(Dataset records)
┌────────
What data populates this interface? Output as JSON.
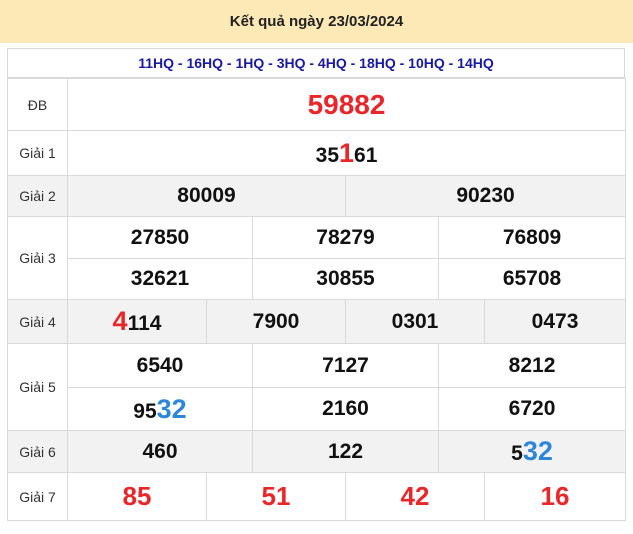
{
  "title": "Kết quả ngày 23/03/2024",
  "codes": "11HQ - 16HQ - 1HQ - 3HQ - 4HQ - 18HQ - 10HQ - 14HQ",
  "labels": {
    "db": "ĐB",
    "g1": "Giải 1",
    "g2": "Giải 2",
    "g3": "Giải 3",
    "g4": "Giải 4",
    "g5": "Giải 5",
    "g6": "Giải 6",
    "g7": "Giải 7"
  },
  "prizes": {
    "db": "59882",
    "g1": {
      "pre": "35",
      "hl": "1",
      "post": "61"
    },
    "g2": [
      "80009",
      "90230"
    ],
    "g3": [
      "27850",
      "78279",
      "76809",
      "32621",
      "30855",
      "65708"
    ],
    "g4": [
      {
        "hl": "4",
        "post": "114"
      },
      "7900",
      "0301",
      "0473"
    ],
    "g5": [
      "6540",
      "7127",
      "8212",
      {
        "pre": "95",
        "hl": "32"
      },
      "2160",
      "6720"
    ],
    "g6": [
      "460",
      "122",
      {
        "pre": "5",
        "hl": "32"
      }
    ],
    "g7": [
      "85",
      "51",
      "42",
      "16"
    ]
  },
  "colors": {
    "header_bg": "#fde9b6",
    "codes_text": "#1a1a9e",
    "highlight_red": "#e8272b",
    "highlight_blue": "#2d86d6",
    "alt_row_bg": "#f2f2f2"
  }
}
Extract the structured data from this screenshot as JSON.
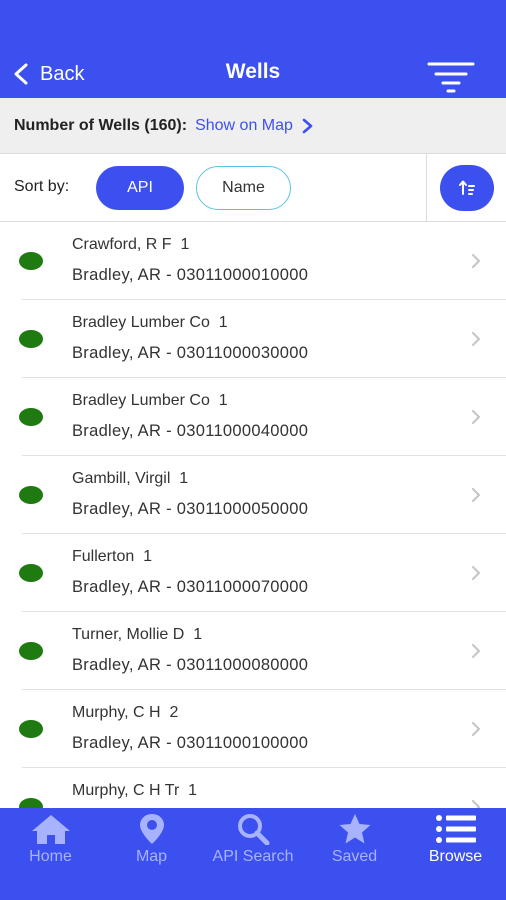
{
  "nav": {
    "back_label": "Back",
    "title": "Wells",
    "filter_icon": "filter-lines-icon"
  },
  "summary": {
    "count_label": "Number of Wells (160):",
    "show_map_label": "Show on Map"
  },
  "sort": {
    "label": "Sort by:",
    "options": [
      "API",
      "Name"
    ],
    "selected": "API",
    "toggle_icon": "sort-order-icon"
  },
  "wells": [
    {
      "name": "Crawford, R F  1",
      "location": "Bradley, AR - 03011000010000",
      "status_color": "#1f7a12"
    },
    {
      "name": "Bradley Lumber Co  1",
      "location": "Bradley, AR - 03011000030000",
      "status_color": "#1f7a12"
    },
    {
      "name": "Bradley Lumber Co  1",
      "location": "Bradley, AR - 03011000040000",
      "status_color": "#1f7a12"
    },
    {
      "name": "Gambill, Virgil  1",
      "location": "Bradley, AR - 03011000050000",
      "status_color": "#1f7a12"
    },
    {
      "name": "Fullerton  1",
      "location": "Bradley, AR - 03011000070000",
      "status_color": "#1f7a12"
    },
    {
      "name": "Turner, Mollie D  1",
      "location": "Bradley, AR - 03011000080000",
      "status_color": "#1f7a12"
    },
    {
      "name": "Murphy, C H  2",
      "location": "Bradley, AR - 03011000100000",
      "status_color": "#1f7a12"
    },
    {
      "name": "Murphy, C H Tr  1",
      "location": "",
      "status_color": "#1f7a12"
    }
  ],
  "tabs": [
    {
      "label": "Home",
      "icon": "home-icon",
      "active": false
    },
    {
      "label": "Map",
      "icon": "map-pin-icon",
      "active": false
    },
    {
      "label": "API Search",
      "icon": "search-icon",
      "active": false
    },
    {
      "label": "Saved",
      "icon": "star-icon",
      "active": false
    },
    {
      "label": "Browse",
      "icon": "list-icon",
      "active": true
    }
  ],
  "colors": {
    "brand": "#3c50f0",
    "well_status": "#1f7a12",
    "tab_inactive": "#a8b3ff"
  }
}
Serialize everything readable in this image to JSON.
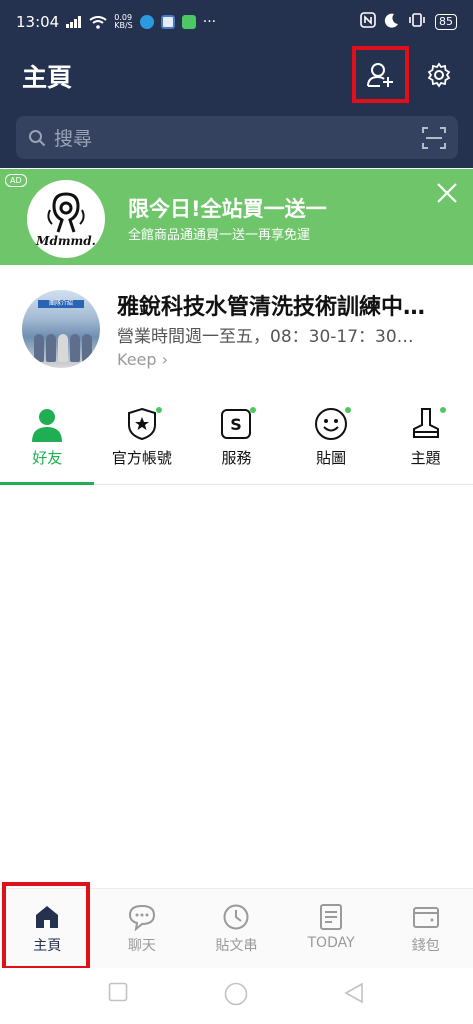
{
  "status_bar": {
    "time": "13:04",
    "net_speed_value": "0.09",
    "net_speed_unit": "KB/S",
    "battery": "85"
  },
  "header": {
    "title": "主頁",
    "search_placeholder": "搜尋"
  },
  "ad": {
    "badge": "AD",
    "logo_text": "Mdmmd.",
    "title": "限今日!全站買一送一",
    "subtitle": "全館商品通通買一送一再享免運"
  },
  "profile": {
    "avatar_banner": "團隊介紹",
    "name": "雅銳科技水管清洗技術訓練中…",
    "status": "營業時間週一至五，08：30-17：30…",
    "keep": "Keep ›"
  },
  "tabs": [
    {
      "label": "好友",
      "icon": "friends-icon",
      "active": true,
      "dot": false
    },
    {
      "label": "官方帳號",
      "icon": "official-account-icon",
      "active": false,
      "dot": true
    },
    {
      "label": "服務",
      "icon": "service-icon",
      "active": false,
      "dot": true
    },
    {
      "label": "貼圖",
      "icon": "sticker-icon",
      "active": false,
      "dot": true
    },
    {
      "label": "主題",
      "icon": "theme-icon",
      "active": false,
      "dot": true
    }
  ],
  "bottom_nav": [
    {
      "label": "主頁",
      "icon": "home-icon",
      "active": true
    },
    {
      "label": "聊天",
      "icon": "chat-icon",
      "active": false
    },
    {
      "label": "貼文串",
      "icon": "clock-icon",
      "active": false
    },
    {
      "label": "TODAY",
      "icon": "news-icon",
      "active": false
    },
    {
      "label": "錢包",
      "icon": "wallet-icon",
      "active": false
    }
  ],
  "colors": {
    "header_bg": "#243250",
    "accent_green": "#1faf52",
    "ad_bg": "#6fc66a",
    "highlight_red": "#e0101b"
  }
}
└────────
> _WHAT IS NEEDED_
Pictures are to be left out; all else in the entries above is to be quoted exactly.

> _COMPLETED EXERCISE_
What data populates this interface? Output as JSON.
{
  "title": "Kết quả ngày 23/03/2024",
  "codes": "11HQ - 16HQ - 1HQ - 3HQ - 4HQ - 18HQ - 10HQ - 14HQ",
  "labels": {
    "db": "ĐB",
    "g1": "Giải 1",
    "g2": "Giải 2",
    "g3": "Giải 3",
    "g4": "Giải 4",
    "g5": "Giải 5",
    "g6": "Giải 6",
    "g7": "Giải 7"
  },
  "prizes": {
    "db": "59882",
    "g1": {
      "pre": "35",
      "hl": "1",
      "post": "61"
    },
    "g2": [
      "80009",
      "90230"
    ],
    "g3": [
      "27850",
      "78279",
      "76809",
      "32621",
      "30855",
      "65708"
    ],
    "g4": [
      {
        "hl": "4",
        "post": "114"
      },
      "7900",
      "0301",
      "0473"
    ],
    "g5": [
      "6540",
      "7127",
      "8212",
      {
        "pre": "95",
        "hl": "32"
      },
      "2160",
      "6720"
    ],
    "g6": [
      "460",
      "122",
      {
        "pre": "5",
        "hl": "32"
      }
    ],
    "g7": [
      "85",
      "51",
      "42",
      "16"
    ]
  },
  "colors": {
    "header_bg": "#fde9b6",
    "codes_text": "#1a1a9e",
    "highlight_red": "#e8272b",
    "highlight_blue": "#2d86d6",
    "alt_row_bg": "#f2f2f2"
  }
}
Extract the structured data from this screenshot as JSON.
{
  "nav": {
    "back_label": "Back",
    "title": "Wells",
    "filter_icon": "filter-lines-icon"
  },
  "summary": {
    "count_label": "Number of Wells (160):",
    "show_map_label": "Show on Map"
  },
  "sort": {
    "label": "Sort by:",
    "options": [
      "API",
      "Name"
    ],
    "selected": "API",
    "toggle_icon": "sort-order-icon"
  },
  "wells": [
    {
      "name": "Crawford, R F  1",
      "location": "Bradley, AR - 03011000010000",
      "status_color": "#1f7a12"
    },
    {
      "name": "Bradley Lumber Co  1",
      "location": "Bradley, AR - 03011000030000",
      "status_color": "#1f7a12"
    },
    {
      "name": "Bradley Lumber Co  1",
      "location": "Bradley, AR - 03011000040000",
      "status_color": "#1f7a12"
    },
    {
      "name": "Gambill, Virgil  1",
      "location": "Bradley, AR - 03011000050000",
      "status_color": "#1f7a12"
    },
    {
      "name": "Fullerton  1",
      "location": "Bradley, AR - 03011000070000",
      "status_color": "#1f7a12"
    },
    {
      "name": "Turner, Mollie D  1",
      "location": "Bradley, AR - 03011000080000",
      "status_color": "#1f7a12"
    },
    {
      "name": "Murphy, C H  2",
      "location": "Bradley, AR - 03011000100000",
      "status_color": "#1f7a12"
    },
    {
      "name": "Murphy, C H Tr  1",
      "location": "",
      "status_color": "#1f7a12"
    }
  ],
  "tabs": [
    {
      "label": "Home",
      "icon": "home-icon",
      "active": false
    },
    {
      "label": "Map",
      "icon": "map-pin-icon",
      "active": false
    },
    {
      "label": "API Search",
      "icon": "search-icon",
      "active": false
    },
    {
      "label": "Saved",
      "icon": "star-icon",
      "active": false
    },
    {
      "label": "Browse",
      "icon": "list-icon",
      "active": true
    }
  ],
  "colors": {
    "brand": "#3c50f0",
    "well_status": "#1f7a12",
    "tab_inactive": "#a8b3ff"
  }
}
Serialize everything readable in this image to JSON.
{
  "status_bar": {
    "time": "13:04",
    "net_speed_value": "0.09",
    "net_speed_unit": "KB/S",
    "battery": "85"
  },
  "header": {
    "title": "主頁",
    "search_placeholder": "搜尋"
  },
  "ad": {
    "badge": "AD",
    "logo_text": "Mdmmd.",
    "title": "限今日!全站買一送一",
    "subtitle": "全館商品通通買一送一再享免運"
  },
  "profile": {
    "avatar_banner": "團隊介紹",
    "name": "雅銳科技水管清洗技術訓練中…",
    "status": "營業時間週一至五，08：30-17：30…",
    "keep": "Keep ›"
  },
  "tabs": [
    {
      "label": "好友",
      "icon": "friends-icon",
      "active": true,
      "dot": false
    },
    {
      "label": "官方帳號",
      "icon": "official-account-icon",
      "active": false,
      "dot": true
    },
    {
      "label": "服務",
      "icon": "service-icon",
      "active": false,
      "dot": true
    },
    {
      "label": "貼圖",
      "icon": "sticker-icon",
      "active": false,
      "dot": true
    },
    {
      "label": "主題",
      "icon": "theme-icon",
      "active": false,
      "dot": true
    }
  ],
  "bottom_nav": [
    {
      "label": "主頁",
      "icon": "home-icon",
      "active": true
    },
    {
      "label": "聊天",
      "icon": "chat-icon",
      "active": false
    },
    {
      "label": "貼文串",
      "icon": "clock-icon",
      "active": false
    },
    {
      "label": "TODAY",
      "icon": "news-icon",
      "active": false
    },
    {
      "label": "錢包",
      "icon": "wallet-icon",
      "active": false
    }
  ],
  "colors": {
    "header_bg": "#243250",
    "accent_green": "#1faf52",
    "ad_bg": "#6fc66a",
    "highlight_red": "#e0101b"
  }
}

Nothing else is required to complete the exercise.